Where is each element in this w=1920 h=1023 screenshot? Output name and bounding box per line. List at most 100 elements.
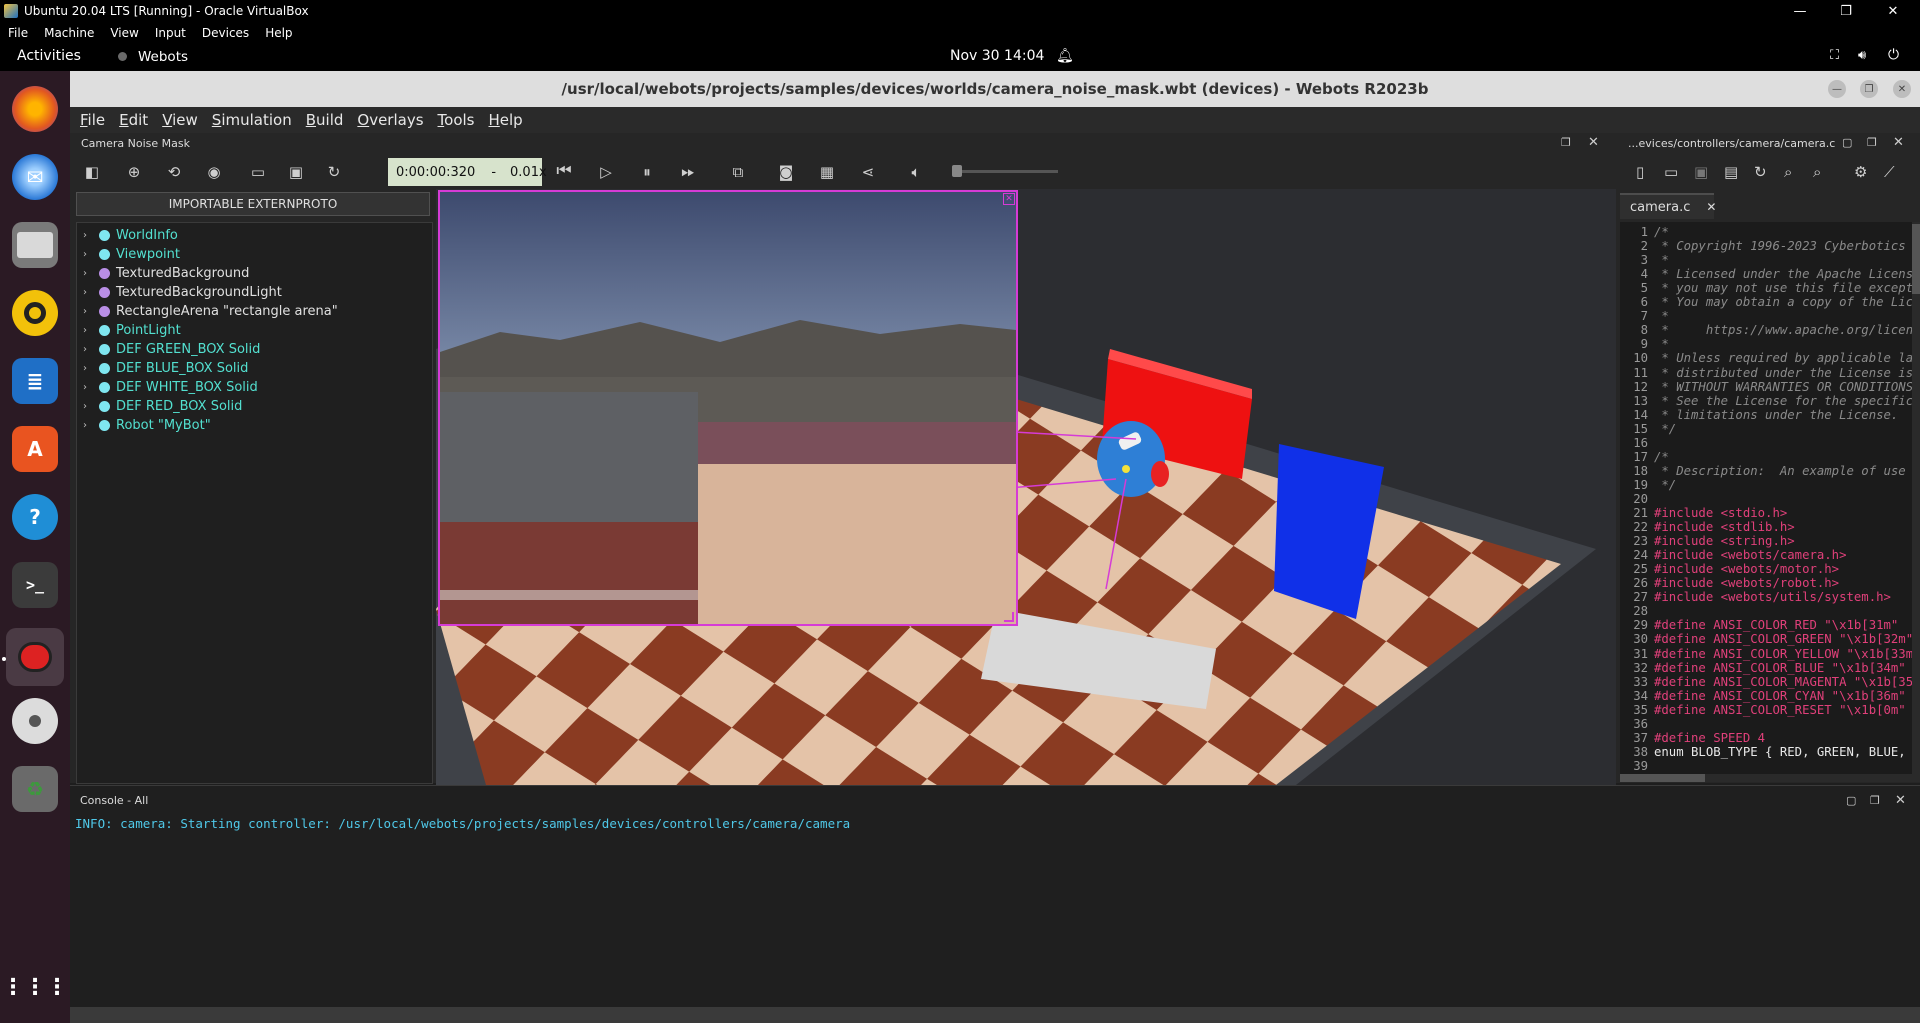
vbox-menu-machine[interactable]: Machine <box>36 26 102 40</box>
save-world-icon[interactable]: ▣ <box>286 162 306 182</box>
close-icon[interactable]: ✕ <box>1870 0 1916 22</box>
replace-icon[interactable]: ⌕ <box>1813 163 1821 181</box>
trash-icon[interactable]: ♻ <box>12 766 58 812</box>
scene-tree-item[interactable]: › Viewpoint <box>83 245 180 264</box>
perspective-cube-icon[interactable]: ⧉ <box>728 162 748 182</box>
screenshot-icon[interactable]: ◙ <box>776 162 796 182</box>
expand-arrow-icon[interactable]: › <box>83 268 97 279</box>
webots-maximize-icon[interactable]: ❐ <box>1860 80 1878 98</box>
save-all-icon[interactable]: ▤ <box>1724 163 1738 181</box>
active-app-name[interactable]: Webots <box>138 49 188 65</box>
expand-arrow-icon[interactable]: › <box>83 230 97 241</box>
step-back-icon[interactable]: ⏮ <box>554 161 574 181</box>
expand-arrow-icon[interactable]: › <box>83 306 97 317</box>
code-editor[interactable]: 1/* 2 * Copyright 1996-2023 Cyberbotics L… <box>1620 222 1920 782</box>
expand-arrow-icon[interactable]: › <box>83 401 97 412</box>
volume-icon[interactable]: 🔊︎ <box>1858 48 1866 63</box>
volume-slider-handle[interactable] <box>952 165 962 177</box>
scene-tree-item[interactable]: › DEF RED_BOX Solid <box>83 397 242 416</box>
play-icon[interactable]: ▷ <box>596 162 616 182</box>
webots-minimize-icon[interactable]: — <box>1828 80 1846 98</box>
writer-icon[interactable]: ≣ <box>12 358 58 404</box>
menu-view[interactable]: View <box>162 111 198 129</box>
add-node-icon[interactable]: ⊕ <box>124 162 144 182</box>
volume-slider[interactable] <box>954 170 1058 173</box>
vbox-menu-devices[interactable]: Devices <box>194 26 257 40</box>
expand-arrow-icon[interactable]: › <box>83 325 97 336</box>
vbox-menu-help[interactable]: Help <box>257 26 300 40</box>
share-icon[interactable]: ⋖ <box>858 162 878 182</box>
scene-tree-item[interactable]: › DEF BLUE_BOX Solid <box>83 359 248 378</box>
webots-icon[interactable] <box>6 628 64 686</box>
fast-forward-icon[interactable]: ⏩︎ <box>678 162 698 182</box>
software-icon[interactable]: A <box>12 426 58 472</box>
camera-overlay-close-icon[interactable]: ✕ <box>1003 193 1015 205</box>
help-icon[interactable]: ? <box>12 494 58 540</box>
new-file-icon[interactable]: ▯ <box>1636 163 1644 181</box>
menu-help[interactable]: Help <box>489 111 523 129</box>
scene-tree-item[interactable]: › TexturedBackground <box>83 264 249 283</box>
reload-world-icon[interactable]: ⟲ <box>164 162 184 182</box>
expand-arrow-icon[interactable]: › <box>83 287 97 298</box>
firefox-icon[interactable] <box>12 86 58 132</box>
power-icon[interactable]: ⏻ <box>1888 47 1899 63</box>
scene-panel-close-icon[interactable]: ✕ <box>1588 135 1599 150</box>
scene-tree-item[interactable]: › DEF GREEN_BOX Solid <box>83 340 260 359</box>
editor-tab-close-icon[interactable]: ✕ <box>1706 200 1716 214</box>
rhythmbox-icon[interactable] <box>12 290 58 336</box>
menu-build[interactable]: Build <box>306 111 344 129</box>
editor-panel-restore-icon[interactable]: ▢ <box>1842 136 1852 149</box>
camera-overlay-resize-handle[interactable] <box>1004 612 1014 622</box>
console-close-icon[interactable]: ✕ <box>1895 793 1906 808</box>
expand-arrow-icon[interactable]: › <box>83 249 97 260</box>
menu-edit[interactable]: Edit <box>119 111 148 129</box>
scene-tree-item[interactable]: › RectangleArena "rectangle arena" <box>83 302 338 321</box>
editor-scrollbar[interactable] <box>1912 222 1920 782</box>
vbox-menu-view[interactable]: View <box>102 26 146 40</box>
terminal-icon[interactable]: >_ <box>12 562 58 608</box>
thunderbird-icon[interactable]: ✉ <box>12 154 58 200</box>
scene-tree-item[interactable]: › DEF WHITE_BOX Solid <box>83 378 258 397</box>
save-file-icon[interactable]: ▣ <box>1694 163 1708 181</box>
clean-broom-icon[interactable]: ⟋ <box>1884 163 1895 181</box>
toggle-scene-tree-icon[interactable]: ◧ <box>82 162 102 182</box>
view-eye-icon[interactable]: ◉ <box>204 162 224 182</box>
menu-file[interactable]: File <box>80 111 105 129</box>
revert-file-icon[interactable]: ↻ <box>1754 163 1767 181</box>
record-movie-icon[interactable]: ▦ <box>817 162 837 182</box>
pause-icon[interactable]: ⏸ <box>637 162 657 182</box>
reset-simulation-icon[interactable]: ↻ <box>324 162 344 182</box>
restore-icon[interactable]: ❐ <box>1823 0 1869 22</box>
editor-panel-close-icon[interactable]: ✕ <box>1893 135 1904 150</box>
scene-tree-item[interactable]: › WorldInfo <box>83 226 178 245</box>
scene-tree-item[interactable]: › PointLight <box>83 321 181 340</box>
notification-bell-icon[interactable]: 🔔︎ <box>1056 48 1074 64</box>
editor-hscrollbar[interactable] <box>1620 774 1912 782</box>
files-icon[interactable] <box>12 222 58 268</box>
expand-arrow-icon[interactable]: › <box>83 420 97 431</box>
camera-overlay[interactable]: ✕ <box>438 190 1018 626</box>
importable-externproto-button[interactable]: IMPORTABLE EXTERNPROTO <box>76 192 430 216</box>
network-icon[interactable]: ⛶ <box>1830 48 1839 63</box>
expand-arrow-icon[interactable]: › <box>83 382 97 393</box>
scene-tree-item[interactable]: › Robot "MyBot" <box>83 416 211 435</box>
app-grid-icon[interactable]: ⋮⋮⋮ <box>2 964 68 1010</box>
webots-close-icon[interactable]: ✕ <box>1893 80 1911 98</box>
vbox-menu-file[interactable]: File <box>0 26 36 40</box>
editor-panel-float-icon[interactable]: ❐ <box>1867 136 1877 149</box>
minimize-icon[interactable]: — <box>1777 0 1823 22</box>
expand-arrow-icon[interactable]: › <box>83 344 97 355</box>
vbox-menu-input[interactable]: Input <box>147 26 194 40</box>
clock[interactable]: Nov 30 14:04 <box>950 48 1044 64</box>
menu-simulation[interactable]: Simulation <box>212 111 292 129</box>
scene-tree-item[interactable]: › TexturedBackgroundLight <box>83 283 282 302</box>
find-icon[interactable]: ⌕ <box>1784 163 1792 181</box>
mute-sound-icon[interactable]: 🔈︎ <box>906 162 926 182</box>
menu-overlays[interactable]: Overlays <box>357 111 423 129</box>
console-restore-icon[interactable]: ▢ <box>1846 794 1856 807</box>
scene-panel-float-icon[interactable]: ❐ <box>1561 136 1571 149</box>
editor-tab-camera-c[interactable]: camera.c ✕ <box>1620 193 1716 219</box>
open-world-icon[interactable]: ▭ <box>248 162 268 182</box>
activities-button[interactable]: Activities <box>17 48 81 64</box>
open-file-icon[interactable]: ▭ <box>1664 163 1678 181</box>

Exercise task: Report each line above that contains the string "console", copying every such line in full. Treat the match as case-sensitive.

Answer to the task:
console-close-icon[interactable]: ✕ <box>1895 793 1906 808</box>
console-restore-icon[interactable]: ▢ <box>1846 794 1856 807</box>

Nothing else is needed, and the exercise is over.